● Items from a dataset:
— begin —

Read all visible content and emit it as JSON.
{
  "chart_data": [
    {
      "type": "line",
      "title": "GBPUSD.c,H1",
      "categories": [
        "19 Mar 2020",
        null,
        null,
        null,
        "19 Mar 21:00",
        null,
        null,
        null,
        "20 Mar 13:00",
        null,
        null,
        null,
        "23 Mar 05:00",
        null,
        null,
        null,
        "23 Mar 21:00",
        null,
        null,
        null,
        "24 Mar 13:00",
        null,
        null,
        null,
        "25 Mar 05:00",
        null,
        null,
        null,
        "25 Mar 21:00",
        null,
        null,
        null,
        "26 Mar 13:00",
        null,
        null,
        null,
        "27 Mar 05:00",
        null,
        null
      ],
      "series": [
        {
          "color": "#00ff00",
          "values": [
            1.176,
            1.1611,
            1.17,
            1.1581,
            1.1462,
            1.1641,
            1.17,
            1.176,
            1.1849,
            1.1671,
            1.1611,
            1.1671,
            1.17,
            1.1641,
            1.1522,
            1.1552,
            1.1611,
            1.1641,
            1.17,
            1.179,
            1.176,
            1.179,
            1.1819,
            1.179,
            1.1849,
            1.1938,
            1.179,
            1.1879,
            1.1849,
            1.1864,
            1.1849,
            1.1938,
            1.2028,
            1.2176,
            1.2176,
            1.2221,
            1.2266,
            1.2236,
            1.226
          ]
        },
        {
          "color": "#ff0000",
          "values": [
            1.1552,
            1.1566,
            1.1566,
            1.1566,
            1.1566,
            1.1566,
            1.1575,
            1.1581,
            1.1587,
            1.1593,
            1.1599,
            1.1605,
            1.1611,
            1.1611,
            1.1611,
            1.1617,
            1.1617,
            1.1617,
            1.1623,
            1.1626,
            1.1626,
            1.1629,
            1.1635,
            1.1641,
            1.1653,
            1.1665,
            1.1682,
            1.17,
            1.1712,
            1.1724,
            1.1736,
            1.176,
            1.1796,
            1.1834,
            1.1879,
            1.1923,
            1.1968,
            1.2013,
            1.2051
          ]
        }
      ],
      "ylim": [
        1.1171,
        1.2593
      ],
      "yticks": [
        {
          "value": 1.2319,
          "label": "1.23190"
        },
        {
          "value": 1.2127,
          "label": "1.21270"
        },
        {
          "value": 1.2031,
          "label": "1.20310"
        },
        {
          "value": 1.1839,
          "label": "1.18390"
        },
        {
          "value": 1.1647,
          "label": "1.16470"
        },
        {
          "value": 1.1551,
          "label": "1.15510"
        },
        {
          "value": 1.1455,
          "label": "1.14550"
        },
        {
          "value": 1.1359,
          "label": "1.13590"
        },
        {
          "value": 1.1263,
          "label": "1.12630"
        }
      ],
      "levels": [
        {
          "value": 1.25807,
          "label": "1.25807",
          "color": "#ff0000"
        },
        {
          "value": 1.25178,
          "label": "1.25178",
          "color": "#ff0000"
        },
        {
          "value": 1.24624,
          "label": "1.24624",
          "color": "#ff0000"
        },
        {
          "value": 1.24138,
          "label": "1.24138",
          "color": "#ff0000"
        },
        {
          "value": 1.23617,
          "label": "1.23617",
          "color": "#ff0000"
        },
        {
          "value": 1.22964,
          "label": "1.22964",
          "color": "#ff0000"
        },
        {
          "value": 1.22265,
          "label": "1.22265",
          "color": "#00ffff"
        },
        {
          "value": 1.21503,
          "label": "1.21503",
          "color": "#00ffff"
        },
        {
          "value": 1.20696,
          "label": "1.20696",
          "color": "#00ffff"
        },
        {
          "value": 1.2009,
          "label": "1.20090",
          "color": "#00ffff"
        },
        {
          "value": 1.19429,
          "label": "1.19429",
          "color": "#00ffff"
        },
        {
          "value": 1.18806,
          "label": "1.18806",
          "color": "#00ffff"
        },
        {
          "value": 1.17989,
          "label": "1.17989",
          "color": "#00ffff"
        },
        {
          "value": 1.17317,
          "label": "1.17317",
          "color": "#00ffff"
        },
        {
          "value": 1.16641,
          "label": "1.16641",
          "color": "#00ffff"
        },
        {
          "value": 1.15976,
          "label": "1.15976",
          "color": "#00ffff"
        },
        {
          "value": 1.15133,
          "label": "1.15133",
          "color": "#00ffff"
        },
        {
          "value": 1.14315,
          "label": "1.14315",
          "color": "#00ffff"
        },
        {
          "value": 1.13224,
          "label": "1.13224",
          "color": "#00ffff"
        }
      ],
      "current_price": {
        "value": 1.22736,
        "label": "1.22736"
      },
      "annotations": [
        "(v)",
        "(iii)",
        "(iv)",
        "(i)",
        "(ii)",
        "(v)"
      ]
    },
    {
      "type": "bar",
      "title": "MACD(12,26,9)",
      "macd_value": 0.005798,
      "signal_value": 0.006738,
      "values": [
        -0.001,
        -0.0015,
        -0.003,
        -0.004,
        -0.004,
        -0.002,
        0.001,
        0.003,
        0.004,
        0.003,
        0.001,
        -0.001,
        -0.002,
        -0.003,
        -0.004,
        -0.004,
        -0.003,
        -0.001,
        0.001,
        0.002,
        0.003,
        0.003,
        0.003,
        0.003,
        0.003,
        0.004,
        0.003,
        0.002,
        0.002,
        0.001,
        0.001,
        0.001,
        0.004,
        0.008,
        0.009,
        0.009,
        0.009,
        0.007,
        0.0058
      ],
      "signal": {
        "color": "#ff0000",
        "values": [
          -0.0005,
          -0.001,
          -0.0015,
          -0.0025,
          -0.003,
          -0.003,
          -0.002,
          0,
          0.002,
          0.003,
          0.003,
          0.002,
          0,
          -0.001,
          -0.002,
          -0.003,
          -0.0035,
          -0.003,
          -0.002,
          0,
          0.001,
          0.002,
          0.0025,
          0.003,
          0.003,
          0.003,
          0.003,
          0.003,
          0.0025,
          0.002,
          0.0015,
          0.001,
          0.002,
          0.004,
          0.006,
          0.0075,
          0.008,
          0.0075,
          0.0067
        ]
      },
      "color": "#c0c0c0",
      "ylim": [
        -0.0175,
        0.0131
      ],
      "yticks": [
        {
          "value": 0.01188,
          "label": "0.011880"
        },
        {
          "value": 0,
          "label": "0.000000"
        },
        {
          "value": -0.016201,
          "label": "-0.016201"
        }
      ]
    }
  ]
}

— end —

● INSTRUCTIONS FOR THE TASK: Reproduce the entries above in full by retyping them exactly.

● ANSWER BELOW:
Read all visible content and emit it as JSON.
{
  "chart_data": [
    {
      "type": "line",
      "title": "GBPUSD.c,H1",
      "categories": [
        "19 Mar 2020",
        null,
        null,
        null,
        "19 Mar 21:00",
        null,
        null,
        null,
        "20 Mar 13:00",
        null,
        null,
        null,
        "23 Mar 05:00",
        null,
        null,
        null,
        "23 Mar 21:00",
        null,
        null,
        null,
        "24 Mar 13:00",
        null,
        null,
        null,
        "25 Mar 05:00",
        null,
        null,
        null,
        "25 Mar 21:00",
        null,
        null,
        null,
        "26 Mar 13:00",
        null,
        null,
        null,
        "27 Mar 05:00",
        null,
        null
      ],
      "series": [
        {
          "color": "#00ff00",
          "values": [
            1.176,
            1.1611,
            1.17,
            1.1581,
            1.1462,
            1.1641,
            1.17,
            1.176,
            1.1849,
            1.1671,
            1.1611,
            1.1671,
            1.17,
            1.1641,
            1.1522,
            1.1552,
            1.1611,
            1.1641,
            1.17,
            1.179,
            1.176,
            1.179,
            1.1819,
            1.179,
            1.1849,
            1.1938,
            1.179,
            1.1879,
            1.1849,
            1.1864,
            1.1849,
            1.1938,
            1.2028,
            1.2176,
            1.2176,
            1.2221,
            1.2266,
            1.2236,
            1.226
          ]
        },
        {
          "color": "#ff0000",
          "values": [
            1.1552,
            1.1566,
            1.1566,
            1.1566,
            1.1566,
            1.1566,
            1.1575,
            1.1581,
            1.1587,
            1.1593,
            1.1599,
            1.1605,
            1.1611,
            1.1611,
            1.1611,
            1.1617,
            1.1617,
            1.1617,
            1.1623,
            1.1626,
            1.1626,
            1.1629,
            1.1635,
            1.1641,
            1.1653,
            1.1665,
            1.1682,
            1.17,
            1.1712,
            1.1724,
            1.1736,
            1.176,
            1.1796,
            1.1834,
            1.1879,
            1.1923,
            1.1968,
            1.2013,
            1.2051
          ]
        }
      ],
      "ylim": [
        1.1171,
        1.2593
      ],
      "yticks": [
        {
          "value": 1.2319,
          "label": "1.23190"
        },
        {
          "value": 1.2127,
          "label": "1.21270"
        },
        {
          "value": 1.2031,
          "label": "1.20310"
        },
        {
          "value": 1.1839,
          "label": "1.18390"
        },
        {
          "value": 1.1647,
          "label": "1.16470"
        },
        {
          "value": 1.1551,
          "label": "1.15510"
        },
        {
          "value": 1.1455,
          "label": "1.14550"
        },
        {
          "value": 1.1359,
          "label": "1.13590"
        },
        {
          "value": 1.1263,
          "label": "1.12630"
        }
      ],
      "levels": [
        {
          "value": 1.25807,
          "label": "1.25807",
          "color": "#ff0000"
        },
        {
          "value": 1.25178,
          "label": "1.25178",
          "color": "#ff0000"
        },
        {
          "value": 1.24624,
          "label": "1.24624",
          "color": "#ff0000"
        },
        {
          "value": 1.24138,
          "label": "1.24138",
          "color": "#ff0000"
        },
        {
          "value": 1.23617,
          "label": "1.23617",
          "color": "#ff0000"
        },
        {
          "value": 1.22964,
          "label": "1.22964",
          "color": "#ff0000"
        },
        {
          "value": 1.22265,
          "label": "1.22265",
          "color": "#00ffff"
        },
        {
          "value": 1.21503,
          "label": "1.21503",
          "color": "#00ffff"
        },
        {
          "value": 1.20696,
          "label": "1.20696",
          "color": "#00ffff"
        },
        {
          "value": 1.2009,
          "label": "1.20090",
          "color": "#00ffff"
        },
        {
          "value": 1.19429,
          "label": "1.19429",
          "color": "#00ffff"
        },
        {
          "value": 1.18806,
          "label": "1.18806",
          "color": "#00ffff"
        },
        {
          "value": 1.17989,
          "label": "1.17989",
          "color": "#00ffff"
        },
        {
          "value": 1.17317,
          "label": "1.17317",
          "color": "#00ffff"
        },
        {
          "value": 1.16641,
          "label": "1.16641",
          "color": "#00ffff"
        },
        {
          "value": 1.15976,
          "label": "1.15976",
          "color": "#00ffff"
        },
        {
          "value": 1.15133,
          "label": "1.15133",
          "color": "#00ffff"
        },
        {
          "value": 1.14315,
          "label": "1.14315",
          "color": "#00ffff"
        },
        {
          "value": 1.13224,
          "label": "1.13224",
          "color": "#00ffff"
        }
      ],
      "current_price": {
        "value": 1.22736,
        "label": "1.22736"
      },
      "annotations": [
        "(v)",
        "(iii)",
        "(iv)",
        "(i)",
        "(ii)",
        "(v)"
      ]
    },
    {
      "type": "bar",
      "title": "MACD(12,26,9)",
      "macd_value": 0.005798,
      "signal_value": 0.006738,
      "values": [
        -0.001,
        -0.0015,
        -0.003,
        -0.004,
        -0.004,
        -0.002,
        0.001,
        0.003,
        0.004,
        0.003,
        0.001,
        -0.001,
        -0.002,
        -0.003,
        -0.004,
        -0.004,
        -0.003,
        -0.001,
        0.001,
        0.002,
        0.003,
        0.003,
        0.003,
        0.003,
        0.003,
        0.004,
        0.003,
        0.002,
        0.002,
        0.001,
        0.001,
        0.001,
        0.004,
        0.008,
        0.009,
        0.009,
        0.009,
        0.007,
        0.0058
      ],
      "signal": {
        "color": "#ff0000",
        "values": [
          -0.0005,
          -0.001,
          -0.0015,
          -0.0025,
          -0.003,
          -0.003,
          -0.002,
          0,
          0.002,
          0.003,
          0.003,
          0.002,
          0,
          -0.001,
          -0.002,
          -0.003,
          -0.0035,
          -0.003,
          -0.002,
          0,
          0.001,
          0.002,
          0.0025,
          0.003,
          0.003,
          0.003,
          0.003,
          0.003,
          0.0025,
          0.002,
          0.0015,
          0.001,
          0.002,
          0.004,
          0.006,
          0.0075,
          0.008,
          0.0075,
          0.0067
        ]
      },
      "color": "#c0c0c0",
      "ylim": [
        -0.0175,
        0.0131
      ],
      "yticks": [
        {
          "value": 0.01188,
          "label": "0.011880"
        },
        {
          "value": 0,
          "label": "0.000000"
        },
        {
          "value": -0.016201,
          "label": "-0.016201"
        }
      ]
    }
  ]
}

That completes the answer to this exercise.